-- BEGIN Text segment --

Feedback for AutoExplore autonomous software testing tool

Hello!

I’m excited to share a first look at our new product AutoExplore! We are trying to push the boundaries of automated exploratory software testing. Its goal is to be able to explore any software with Web UI. We are continously improving its capabilities of what issues it can detect!

I’d love to get your honest feedback what resonates, what is unclear, and what could be improved.

Your insights are really valuable as we continue refining this tool for testers like you.

Thanks in advance!

1 Like

In terms of the tests it can do, it doesn’t look any different from the test monkeys were using 25 years ago. Am I missing something? It’s certainly more polished than any test monkey I’ve seen, and it’s nice that events are triggered by mouse and keyboard actions rather than by DOM scripting.

How does it know what it can do?
It would be interesting to know how it recognises components and how it decides how to interact with them. Does it rely on the HTML being correctly coded as links, buttons etc.? What does it do, if anything, if it encounters a <div> element with a JavaScript event handler, but no programmatic role or state? How does it recognise if a component is draggable, such as a carousel? How can we tell if it didn’t interact with something because it didn’t know it was interactive?

How does does it know what’s right and wrong?

-- END Text segment --
-- BEGIN Recorded data --

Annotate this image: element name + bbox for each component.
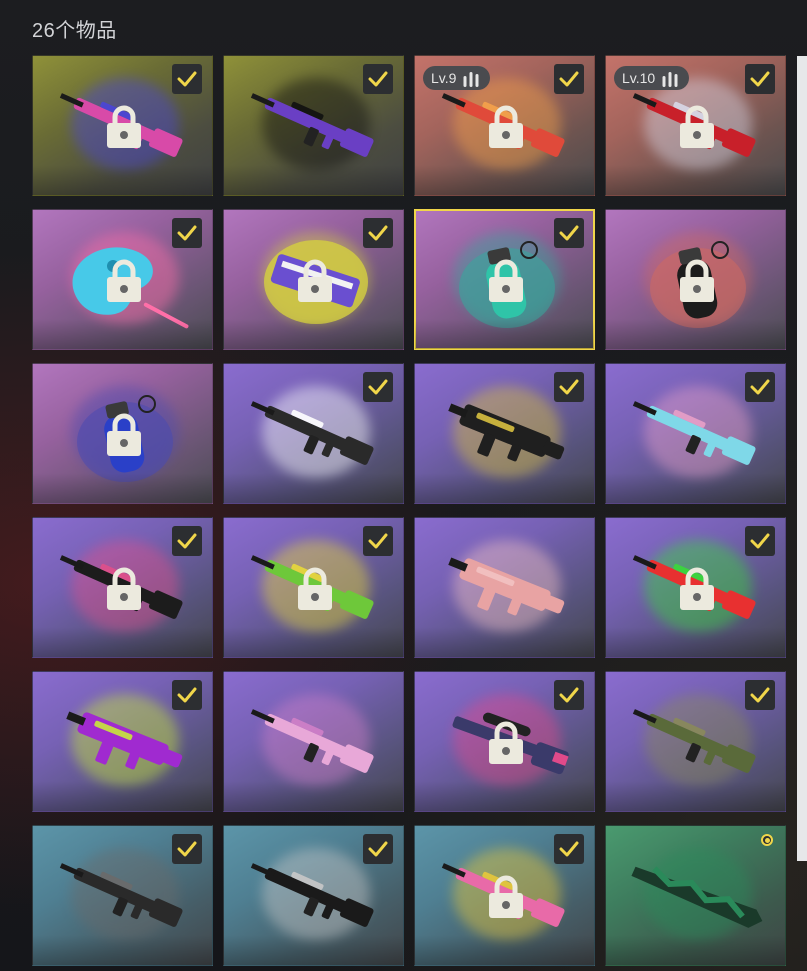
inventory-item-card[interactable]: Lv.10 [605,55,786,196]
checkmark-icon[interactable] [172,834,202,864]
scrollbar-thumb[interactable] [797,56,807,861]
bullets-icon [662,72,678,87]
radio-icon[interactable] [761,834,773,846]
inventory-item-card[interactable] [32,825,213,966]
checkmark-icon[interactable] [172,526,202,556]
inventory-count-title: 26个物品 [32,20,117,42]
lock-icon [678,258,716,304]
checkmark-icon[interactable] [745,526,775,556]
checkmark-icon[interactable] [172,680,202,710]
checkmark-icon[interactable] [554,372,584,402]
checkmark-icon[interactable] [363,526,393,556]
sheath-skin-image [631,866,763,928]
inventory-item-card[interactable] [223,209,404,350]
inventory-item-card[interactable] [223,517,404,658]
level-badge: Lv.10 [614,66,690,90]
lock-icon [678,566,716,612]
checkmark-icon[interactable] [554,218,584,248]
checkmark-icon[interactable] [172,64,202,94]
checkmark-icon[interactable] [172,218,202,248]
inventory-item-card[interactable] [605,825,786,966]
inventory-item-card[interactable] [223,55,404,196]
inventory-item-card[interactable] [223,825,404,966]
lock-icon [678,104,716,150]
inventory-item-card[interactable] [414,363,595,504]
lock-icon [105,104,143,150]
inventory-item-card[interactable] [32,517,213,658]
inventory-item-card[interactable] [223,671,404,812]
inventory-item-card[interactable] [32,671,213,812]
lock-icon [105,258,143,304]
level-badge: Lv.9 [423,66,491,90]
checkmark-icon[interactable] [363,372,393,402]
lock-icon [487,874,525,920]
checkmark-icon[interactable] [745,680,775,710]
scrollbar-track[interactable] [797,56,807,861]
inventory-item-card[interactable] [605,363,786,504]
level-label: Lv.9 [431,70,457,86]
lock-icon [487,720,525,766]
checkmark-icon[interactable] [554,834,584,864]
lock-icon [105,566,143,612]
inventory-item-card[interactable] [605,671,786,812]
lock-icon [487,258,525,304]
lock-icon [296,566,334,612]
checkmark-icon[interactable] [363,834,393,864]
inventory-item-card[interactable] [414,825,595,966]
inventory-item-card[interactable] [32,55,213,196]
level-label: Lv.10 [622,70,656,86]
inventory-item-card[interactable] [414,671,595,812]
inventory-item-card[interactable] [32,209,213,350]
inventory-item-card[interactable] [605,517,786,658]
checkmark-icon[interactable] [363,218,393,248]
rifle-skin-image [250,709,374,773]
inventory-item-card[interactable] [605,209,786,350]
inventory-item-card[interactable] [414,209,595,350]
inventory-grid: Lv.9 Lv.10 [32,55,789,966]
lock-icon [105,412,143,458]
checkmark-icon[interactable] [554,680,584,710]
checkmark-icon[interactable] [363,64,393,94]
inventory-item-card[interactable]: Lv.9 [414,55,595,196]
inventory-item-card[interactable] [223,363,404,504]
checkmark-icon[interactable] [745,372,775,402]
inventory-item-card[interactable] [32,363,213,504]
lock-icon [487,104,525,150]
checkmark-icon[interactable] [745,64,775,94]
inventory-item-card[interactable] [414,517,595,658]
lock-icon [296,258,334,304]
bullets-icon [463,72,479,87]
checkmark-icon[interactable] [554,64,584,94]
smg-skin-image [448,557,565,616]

-- END Recorded data --
-- BEGIN Recorded data --

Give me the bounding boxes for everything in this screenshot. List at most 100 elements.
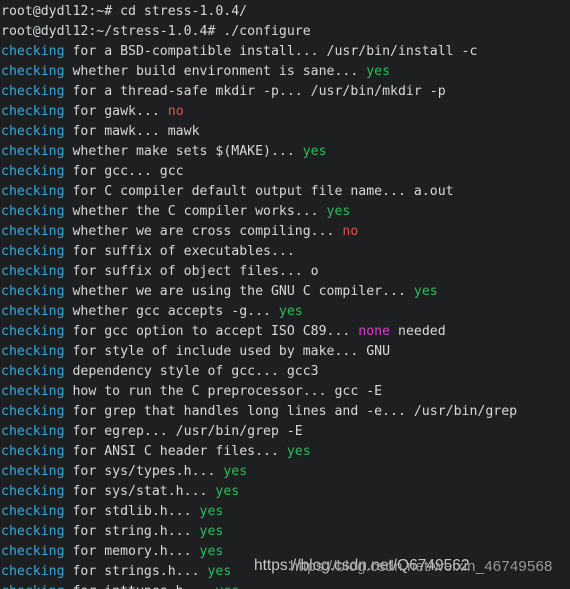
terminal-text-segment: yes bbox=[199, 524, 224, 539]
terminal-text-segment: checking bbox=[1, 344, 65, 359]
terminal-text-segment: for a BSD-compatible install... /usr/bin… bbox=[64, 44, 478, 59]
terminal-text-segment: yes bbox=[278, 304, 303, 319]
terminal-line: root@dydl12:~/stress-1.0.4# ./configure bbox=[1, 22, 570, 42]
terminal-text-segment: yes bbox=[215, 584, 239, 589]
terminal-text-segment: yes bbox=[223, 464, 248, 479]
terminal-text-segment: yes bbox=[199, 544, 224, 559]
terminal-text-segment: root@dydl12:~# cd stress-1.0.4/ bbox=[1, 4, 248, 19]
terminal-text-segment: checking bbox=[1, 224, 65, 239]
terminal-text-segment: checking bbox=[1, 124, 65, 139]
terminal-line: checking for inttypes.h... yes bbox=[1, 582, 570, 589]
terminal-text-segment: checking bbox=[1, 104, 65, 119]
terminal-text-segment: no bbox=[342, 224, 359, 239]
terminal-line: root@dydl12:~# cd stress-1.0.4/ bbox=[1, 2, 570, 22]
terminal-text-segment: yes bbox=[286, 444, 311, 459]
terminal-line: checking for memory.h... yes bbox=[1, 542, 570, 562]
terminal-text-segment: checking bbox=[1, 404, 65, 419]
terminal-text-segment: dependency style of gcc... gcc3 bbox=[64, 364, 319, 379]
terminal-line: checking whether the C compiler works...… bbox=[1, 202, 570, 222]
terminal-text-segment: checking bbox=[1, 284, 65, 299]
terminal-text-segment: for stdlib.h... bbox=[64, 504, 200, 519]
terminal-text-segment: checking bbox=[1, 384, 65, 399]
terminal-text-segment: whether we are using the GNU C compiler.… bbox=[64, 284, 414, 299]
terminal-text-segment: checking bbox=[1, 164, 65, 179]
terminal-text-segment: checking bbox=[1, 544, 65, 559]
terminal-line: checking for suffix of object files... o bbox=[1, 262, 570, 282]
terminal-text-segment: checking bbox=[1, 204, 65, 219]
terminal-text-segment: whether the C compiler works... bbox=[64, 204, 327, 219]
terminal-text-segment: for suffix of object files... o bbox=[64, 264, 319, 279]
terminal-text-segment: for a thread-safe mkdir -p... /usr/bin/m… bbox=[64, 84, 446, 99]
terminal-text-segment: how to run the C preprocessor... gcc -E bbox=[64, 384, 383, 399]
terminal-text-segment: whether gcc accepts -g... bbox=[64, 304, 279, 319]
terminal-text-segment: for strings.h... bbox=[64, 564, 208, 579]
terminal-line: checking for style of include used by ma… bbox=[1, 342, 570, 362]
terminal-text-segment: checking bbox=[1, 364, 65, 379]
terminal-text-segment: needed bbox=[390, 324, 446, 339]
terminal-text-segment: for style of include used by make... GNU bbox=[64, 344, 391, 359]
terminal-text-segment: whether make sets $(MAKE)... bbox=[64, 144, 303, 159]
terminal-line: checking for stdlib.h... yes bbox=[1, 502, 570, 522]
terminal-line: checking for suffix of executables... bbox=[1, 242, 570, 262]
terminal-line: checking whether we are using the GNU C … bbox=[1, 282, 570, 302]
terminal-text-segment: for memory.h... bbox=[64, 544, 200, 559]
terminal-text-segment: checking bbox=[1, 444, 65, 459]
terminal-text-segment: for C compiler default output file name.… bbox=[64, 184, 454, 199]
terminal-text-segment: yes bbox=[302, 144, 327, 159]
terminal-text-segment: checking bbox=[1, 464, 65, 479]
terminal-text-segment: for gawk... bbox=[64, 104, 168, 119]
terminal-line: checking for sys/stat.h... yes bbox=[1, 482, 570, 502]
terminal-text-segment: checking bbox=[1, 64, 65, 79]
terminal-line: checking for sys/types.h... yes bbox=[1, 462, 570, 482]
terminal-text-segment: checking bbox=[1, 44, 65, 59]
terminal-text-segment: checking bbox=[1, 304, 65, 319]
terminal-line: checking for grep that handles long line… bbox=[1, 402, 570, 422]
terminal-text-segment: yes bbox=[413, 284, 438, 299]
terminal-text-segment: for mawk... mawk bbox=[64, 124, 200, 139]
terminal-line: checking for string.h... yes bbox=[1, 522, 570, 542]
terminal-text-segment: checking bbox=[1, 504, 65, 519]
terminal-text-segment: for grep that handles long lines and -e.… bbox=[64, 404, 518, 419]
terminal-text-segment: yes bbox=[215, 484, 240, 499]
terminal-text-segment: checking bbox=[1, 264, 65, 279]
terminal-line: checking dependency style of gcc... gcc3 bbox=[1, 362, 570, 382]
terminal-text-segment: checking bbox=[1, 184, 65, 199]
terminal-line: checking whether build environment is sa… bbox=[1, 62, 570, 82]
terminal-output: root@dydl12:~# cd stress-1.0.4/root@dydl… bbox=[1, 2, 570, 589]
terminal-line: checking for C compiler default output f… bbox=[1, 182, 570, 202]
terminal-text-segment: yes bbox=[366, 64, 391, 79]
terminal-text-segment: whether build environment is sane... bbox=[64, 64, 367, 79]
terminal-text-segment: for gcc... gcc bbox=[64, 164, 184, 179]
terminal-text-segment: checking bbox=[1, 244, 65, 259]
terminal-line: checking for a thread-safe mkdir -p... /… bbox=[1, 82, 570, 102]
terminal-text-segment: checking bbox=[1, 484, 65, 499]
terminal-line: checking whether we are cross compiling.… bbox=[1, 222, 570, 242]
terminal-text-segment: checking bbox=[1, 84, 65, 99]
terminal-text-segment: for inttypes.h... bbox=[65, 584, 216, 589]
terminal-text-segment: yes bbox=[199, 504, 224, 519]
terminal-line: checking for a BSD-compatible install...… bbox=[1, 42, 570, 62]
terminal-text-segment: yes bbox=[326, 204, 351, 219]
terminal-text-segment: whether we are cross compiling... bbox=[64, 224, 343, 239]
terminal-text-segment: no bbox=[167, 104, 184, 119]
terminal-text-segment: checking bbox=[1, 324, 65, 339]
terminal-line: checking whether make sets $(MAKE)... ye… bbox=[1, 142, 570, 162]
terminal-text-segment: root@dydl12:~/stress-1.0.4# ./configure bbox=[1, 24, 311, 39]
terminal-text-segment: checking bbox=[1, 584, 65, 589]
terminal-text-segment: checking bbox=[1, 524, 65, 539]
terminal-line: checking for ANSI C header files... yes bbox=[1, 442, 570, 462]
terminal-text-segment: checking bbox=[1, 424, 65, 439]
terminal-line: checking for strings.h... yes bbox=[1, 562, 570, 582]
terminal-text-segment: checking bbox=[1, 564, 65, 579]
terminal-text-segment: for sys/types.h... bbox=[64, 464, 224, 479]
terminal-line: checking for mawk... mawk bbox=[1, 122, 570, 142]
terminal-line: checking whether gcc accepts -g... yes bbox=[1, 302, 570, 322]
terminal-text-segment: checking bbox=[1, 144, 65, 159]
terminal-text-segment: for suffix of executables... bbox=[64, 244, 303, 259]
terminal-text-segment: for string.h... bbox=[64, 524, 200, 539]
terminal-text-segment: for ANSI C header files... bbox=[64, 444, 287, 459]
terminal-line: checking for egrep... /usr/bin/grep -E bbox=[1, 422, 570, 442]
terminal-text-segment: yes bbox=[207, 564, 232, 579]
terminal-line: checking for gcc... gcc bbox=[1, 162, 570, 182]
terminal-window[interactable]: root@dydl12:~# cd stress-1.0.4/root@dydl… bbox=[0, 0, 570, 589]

-- END Recorded data --
-- BEGIN Recorded data --

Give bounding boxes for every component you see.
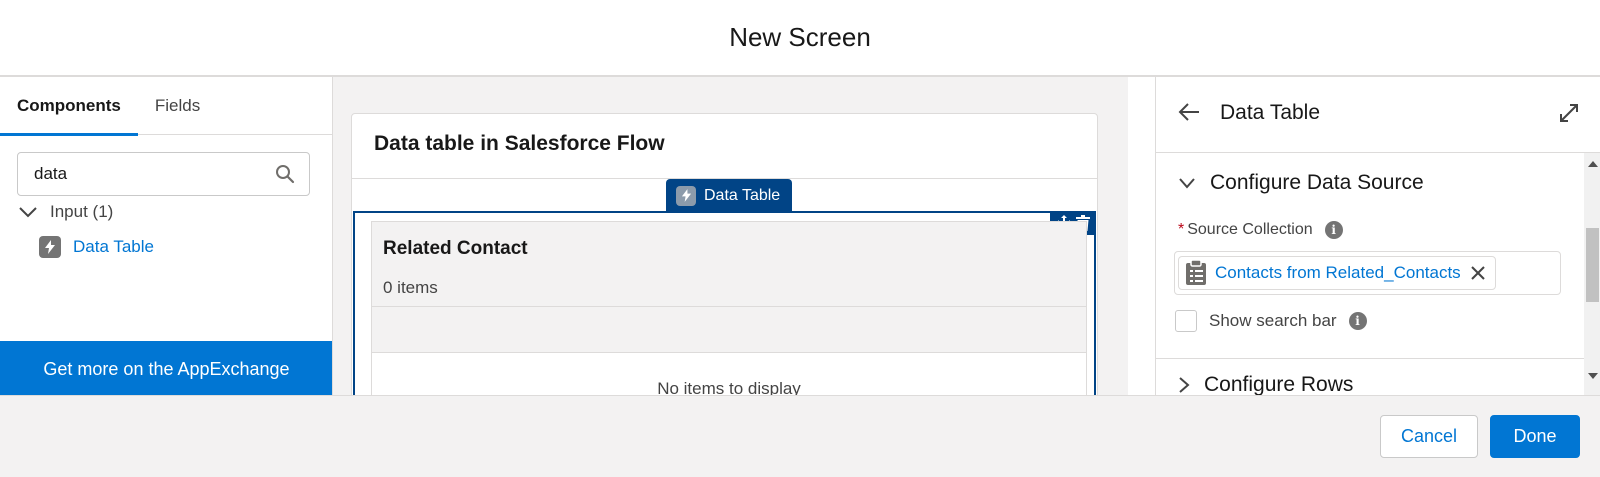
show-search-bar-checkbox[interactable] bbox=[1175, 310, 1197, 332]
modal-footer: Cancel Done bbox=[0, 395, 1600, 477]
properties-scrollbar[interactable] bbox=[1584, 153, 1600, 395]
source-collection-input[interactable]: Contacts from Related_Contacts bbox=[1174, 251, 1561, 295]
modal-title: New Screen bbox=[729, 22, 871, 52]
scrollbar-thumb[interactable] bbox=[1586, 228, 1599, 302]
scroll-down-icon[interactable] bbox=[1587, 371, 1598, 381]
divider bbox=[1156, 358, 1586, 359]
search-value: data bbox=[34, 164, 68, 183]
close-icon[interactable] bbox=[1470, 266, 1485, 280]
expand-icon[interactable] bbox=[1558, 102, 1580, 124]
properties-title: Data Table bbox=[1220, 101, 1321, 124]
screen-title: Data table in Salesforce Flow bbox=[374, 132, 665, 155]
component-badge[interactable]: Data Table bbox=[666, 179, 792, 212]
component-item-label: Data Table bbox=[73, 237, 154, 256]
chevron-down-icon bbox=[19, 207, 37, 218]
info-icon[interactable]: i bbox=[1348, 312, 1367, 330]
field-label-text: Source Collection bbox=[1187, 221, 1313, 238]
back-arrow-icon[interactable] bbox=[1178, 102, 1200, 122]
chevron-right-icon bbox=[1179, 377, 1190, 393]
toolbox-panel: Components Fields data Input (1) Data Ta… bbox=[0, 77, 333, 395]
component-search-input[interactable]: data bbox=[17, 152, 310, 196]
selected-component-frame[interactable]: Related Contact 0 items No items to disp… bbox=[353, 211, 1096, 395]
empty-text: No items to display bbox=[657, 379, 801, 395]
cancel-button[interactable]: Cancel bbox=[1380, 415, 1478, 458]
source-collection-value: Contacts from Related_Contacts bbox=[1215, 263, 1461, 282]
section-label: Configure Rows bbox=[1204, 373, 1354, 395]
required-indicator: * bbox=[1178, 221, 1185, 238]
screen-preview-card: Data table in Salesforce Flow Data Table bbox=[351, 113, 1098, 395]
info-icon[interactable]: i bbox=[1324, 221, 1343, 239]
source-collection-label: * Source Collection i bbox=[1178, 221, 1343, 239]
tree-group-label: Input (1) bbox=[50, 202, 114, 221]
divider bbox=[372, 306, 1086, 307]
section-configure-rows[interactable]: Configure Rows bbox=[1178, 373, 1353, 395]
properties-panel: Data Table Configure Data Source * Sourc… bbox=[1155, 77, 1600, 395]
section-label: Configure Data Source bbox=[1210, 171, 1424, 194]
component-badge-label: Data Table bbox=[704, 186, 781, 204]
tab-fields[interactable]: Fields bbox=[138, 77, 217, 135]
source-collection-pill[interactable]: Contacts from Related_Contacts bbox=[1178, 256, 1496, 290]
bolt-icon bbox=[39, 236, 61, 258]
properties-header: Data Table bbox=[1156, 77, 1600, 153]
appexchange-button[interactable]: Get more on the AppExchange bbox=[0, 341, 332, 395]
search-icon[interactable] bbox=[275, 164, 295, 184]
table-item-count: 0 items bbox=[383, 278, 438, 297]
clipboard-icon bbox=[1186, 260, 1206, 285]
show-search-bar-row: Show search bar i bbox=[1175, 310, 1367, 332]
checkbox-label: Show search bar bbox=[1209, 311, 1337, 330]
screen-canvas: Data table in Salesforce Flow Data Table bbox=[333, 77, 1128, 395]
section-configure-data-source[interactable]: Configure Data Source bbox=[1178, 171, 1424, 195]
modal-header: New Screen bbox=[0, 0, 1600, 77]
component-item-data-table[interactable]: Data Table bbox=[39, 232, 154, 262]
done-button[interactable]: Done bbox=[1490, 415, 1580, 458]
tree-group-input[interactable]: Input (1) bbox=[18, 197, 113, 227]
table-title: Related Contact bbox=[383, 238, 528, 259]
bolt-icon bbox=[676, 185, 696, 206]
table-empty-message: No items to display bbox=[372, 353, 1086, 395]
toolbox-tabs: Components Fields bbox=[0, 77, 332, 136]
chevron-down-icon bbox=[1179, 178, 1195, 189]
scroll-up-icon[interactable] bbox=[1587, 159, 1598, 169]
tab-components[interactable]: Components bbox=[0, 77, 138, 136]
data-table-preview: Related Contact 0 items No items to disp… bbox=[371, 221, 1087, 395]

-- END Recorded data --

» **Directive 1**:
Answer these questions using the AutoExplore forum thread:
(a) What kind of software is AutoExplore meant to be able to explore?
(b) How many years ago were the test monkeys that the reply compares AutoExplore to in use?
(c) According to the reply, what triggers events in AutoExplore instead of DOM scripting?
» **Directive 2**: Pick up the AutoExplore forum thread right after its last line and continue it.

» **Written response 1**:
(a) Any software with a Web UI.
(b) 25 years ago.
(c) Mouse and keyboard actions.

» **Written response 2**:
The tool doesn’t explore in the same way a human does, and it doesn’t ask “what if…” questions. It doesn’t think “That looks odd” and decide to dig deeper into something. It’s not even apparent how it decides if the right thing happened or not. Of course it can find 404 and 500 errors, but what about the following:

  • Can it tell if a calculation has been done correctly?
  • Can it tell if the data validation that is applied matches the specified rules and error messages?
  • How does it know about, understand and verify the business rules?
  • Can it search for the existence of boundary values if it doesn’t know there even is a boundary?
  • If it finds a boundary, how does it know that the correct behaviour happens for each value?
  • Can it identify rendering errors that don’t affect the functionality?
  • Can it search for and find responsive breakpoints if it doesn’t know there are any?

Metrics
The provision of coverage metrics really troubles me. Managers who don’t understand metrics (which is all managers) will see a high coverage metric and believe the application has been thoroughly tested even though real test coverage may be extremely low.

Finally
We always viewed the use of a test monkey as an addition to whatever testing we were planning to do. We would never use one to replace any of our testing. I would view this tool the same way.

Test automation and test monkeys always look impressive, but the more you learn about them the more questions arise regarding what they can and can’t do.

2 Likes

@steve.green First of all, thank you so much for the review! I appreciate it!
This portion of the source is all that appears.